• [Task goal]
Note how many lines contain "werden" and give that number, with nothing else.

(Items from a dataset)
- - -
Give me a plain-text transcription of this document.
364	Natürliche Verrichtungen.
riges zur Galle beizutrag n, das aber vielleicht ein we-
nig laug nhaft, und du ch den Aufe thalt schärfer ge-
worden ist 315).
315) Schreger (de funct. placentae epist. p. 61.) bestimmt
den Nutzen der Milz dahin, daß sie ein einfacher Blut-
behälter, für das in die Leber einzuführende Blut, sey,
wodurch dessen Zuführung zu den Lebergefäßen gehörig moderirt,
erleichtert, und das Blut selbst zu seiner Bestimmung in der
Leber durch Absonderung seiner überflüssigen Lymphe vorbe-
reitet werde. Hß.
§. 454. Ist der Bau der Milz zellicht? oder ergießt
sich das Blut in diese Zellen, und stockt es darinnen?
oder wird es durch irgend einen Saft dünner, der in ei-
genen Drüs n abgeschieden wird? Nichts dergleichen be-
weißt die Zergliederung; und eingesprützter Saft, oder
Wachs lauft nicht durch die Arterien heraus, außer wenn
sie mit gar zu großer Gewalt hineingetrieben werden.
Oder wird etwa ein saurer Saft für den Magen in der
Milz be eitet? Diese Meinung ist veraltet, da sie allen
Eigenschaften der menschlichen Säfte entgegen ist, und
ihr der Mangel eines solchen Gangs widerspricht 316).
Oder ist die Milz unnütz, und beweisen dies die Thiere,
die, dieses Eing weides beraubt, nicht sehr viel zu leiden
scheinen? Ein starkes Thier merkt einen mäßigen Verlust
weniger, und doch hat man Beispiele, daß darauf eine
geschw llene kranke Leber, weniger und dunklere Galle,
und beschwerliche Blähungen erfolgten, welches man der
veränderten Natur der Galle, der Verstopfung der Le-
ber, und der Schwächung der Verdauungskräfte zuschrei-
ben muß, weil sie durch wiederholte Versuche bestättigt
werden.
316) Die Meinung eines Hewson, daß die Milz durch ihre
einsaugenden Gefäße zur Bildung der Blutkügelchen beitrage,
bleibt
- - -
• [Problem solution]
2